═══ Document text ═══

But back to the  lovesick. The connection you’ve made by now is officially an investment. You’ve got to make sure you’re on the same page to be exclusive (or not), so neither of you wastes any more of your time. Period. You at lease owe that to each other-as human beings. Kapish?

Month 7-9:  Stop playing. If you’ve put off the discussion this long, you’re playing games and might be in denial. What’s worse, is you could be leading someone on that you’ll end up hurting. Think about it. By now you’ve eliminated your sideline players and have been focusing your energy on one person. Same goes for them. Whether you want to admit it or not, you’re in a relationship. Communicate and act accordingly.

Listen, the reality is that everyone is going to have a different timeline of connection. That’s why people run off and get married after knowing each other for two months. It happens, and sometimes it works out. But in the grand scheme of things, you’ve got to pay attention to the time you’re giving and getting in this dating game. You should absolutely date numerous people at the same time. That doesn’t mean you are (or should be) sleeping with them all; and that’s if you have the energy to remember everyone’s story and get the dates in order/eliminate the risk of running into date 4 while you’re out with date 2. Dating is fun, and we should date it up. However, once you realize you accomplished your dating mission and have found one person you’d prefer to give your attention to- and they seem to feel the same way-you should discuss it. Even if it’s a sly exchange of “hey, are you seeing anyone else?”…just make sure it’s at the right time. Pay attention to the signs, body language and even calendar. But have a talk. It won’t hurt…it may help more than you know.

Until next time lovers, friends and followers, 

Peace, love and heart-shaped candy boxes for all!

═══ Recorded information ═══

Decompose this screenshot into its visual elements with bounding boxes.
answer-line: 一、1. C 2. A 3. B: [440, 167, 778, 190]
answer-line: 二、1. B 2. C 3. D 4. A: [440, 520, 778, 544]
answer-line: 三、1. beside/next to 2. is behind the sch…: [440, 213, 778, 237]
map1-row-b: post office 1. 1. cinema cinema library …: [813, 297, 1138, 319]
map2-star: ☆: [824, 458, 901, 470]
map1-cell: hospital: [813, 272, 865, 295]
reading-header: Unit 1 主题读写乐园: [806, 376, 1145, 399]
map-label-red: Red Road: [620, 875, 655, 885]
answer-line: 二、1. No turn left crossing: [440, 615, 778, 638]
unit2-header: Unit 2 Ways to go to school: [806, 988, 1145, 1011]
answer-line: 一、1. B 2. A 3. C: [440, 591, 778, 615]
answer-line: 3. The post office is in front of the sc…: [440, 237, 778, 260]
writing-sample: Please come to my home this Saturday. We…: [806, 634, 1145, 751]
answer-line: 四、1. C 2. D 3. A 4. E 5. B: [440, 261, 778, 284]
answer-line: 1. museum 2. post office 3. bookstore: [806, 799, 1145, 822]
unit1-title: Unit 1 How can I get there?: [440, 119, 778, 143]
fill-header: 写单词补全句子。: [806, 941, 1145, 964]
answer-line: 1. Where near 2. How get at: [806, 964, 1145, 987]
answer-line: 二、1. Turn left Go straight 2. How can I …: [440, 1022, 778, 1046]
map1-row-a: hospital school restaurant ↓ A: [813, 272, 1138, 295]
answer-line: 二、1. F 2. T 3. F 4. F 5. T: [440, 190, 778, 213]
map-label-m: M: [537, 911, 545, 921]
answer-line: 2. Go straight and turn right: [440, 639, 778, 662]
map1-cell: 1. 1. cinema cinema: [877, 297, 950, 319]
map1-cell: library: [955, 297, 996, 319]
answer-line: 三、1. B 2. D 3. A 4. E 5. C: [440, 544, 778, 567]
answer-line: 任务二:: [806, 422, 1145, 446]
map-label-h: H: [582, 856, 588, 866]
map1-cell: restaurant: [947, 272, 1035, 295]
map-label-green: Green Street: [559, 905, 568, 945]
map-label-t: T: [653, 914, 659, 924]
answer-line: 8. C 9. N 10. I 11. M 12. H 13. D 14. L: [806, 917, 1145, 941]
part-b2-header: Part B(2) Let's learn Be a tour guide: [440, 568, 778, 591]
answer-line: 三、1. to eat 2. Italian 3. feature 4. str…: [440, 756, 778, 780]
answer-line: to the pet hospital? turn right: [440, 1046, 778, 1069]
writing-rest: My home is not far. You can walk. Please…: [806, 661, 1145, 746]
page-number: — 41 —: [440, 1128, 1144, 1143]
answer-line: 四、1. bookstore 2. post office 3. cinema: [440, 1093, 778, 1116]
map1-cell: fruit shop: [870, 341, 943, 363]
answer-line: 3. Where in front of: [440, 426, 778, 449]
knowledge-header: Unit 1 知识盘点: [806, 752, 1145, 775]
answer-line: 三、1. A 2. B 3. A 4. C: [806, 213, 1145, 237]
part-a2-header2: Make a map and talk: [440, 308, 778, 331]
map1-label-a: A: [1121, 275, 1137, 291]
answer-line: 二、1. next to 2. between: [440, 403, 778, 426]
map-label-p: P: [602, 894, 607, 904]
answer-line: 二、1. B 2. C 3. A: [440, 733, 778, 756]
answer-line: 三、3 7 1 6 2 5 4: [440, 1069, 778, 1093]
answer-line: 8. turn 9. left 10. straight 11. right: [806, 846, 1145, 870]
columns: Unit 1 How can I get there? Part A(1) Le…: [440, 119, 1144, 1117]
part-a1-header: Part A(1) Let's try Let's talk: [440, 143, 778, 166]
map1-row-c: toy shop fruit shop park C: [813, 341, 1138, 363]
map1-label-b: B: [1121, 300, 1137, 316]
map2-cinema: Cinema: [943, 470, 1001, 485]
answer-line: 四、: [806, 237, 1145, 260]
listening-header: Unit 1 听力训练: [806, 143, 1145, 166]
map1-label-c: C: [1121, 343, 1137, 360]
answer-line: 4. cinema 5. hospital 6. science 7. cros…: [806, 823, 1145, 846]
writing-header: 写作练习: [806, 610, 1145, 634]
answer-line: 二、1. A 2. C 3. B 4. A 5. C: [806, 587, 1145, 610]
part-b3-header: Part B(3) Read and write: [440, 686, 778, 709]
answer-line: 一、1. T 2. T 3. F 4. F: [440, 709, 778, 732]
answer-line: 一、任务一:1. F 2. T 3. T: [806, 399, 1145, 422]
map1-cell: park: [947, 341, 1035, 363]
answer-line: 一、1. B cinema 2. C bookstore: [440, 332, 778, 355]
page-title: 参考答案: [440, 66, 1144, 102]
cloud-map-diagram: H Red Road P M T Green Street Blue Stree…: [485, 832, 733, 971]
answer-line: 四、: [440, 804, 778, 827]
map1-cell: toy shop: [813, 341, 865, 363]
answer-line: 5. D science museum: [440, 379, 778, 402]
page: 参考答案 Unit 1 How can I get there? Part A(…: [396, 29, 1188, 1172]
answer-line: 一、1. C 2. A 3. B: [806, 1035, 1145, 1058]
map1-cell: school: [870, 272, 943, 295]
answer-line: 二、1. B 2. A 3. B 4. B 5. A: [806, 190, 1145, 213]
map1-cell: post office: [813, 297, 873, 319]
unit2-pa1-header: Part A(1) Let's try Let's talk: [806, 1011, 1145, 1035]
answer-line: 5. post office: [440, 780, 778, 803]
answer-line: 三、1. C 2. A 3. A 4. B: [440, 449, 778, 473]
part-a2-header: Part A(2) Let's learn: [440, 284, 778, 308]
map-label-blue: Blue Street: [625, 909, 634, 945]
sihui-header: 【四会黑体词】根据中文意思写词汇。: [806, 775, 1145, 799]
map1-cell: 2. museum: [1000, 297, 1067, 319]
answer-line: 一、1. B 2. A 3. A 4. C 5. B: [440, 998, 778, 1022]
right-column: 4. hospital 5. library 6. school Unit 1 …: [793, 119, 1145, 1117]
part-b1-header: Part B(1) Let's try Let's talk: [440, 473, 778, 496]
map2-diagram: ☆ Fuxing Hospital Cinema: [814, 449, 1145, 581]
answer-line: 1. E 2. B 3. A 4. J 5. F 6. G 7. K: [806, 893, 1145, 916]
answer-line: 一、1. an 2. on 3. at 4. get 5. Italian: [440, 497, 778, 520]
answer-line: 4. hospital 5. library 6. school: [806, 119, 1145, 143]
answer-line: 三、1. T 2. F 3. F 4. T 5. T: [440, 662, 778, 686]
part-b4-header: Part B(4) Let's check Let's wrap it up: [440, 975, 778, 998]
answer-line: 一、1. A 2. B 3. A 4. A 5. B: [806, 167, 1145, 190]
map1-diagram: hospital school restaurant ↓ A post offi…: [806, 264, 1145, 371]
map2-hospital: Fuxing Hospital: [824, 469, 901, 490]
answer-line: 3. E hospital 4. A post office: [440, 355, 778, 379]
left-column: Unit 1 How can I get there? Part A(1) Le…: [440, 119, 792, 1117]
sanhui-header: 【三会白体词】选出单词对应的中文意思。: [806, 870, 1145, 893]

═══

Task instructions:
a – Transcribe the dating advice text between "But back to" and "human beings. Kapish?", inclusive.
b – According to the dating advice text, why do people run off and get married after knowing each other for two months?
You won't need the rows.

Final answers:
a –
But back to the  lovesick. The connection you’ve made by now is officially an investment. You’ve got to make sure you’re on the same page to be exclusive (or not), so neither of you wastes any more of your time. Period. You at lease owe that to each other-as human beings. Kapish?

b – Because everyone is going to have a different timeline of connection.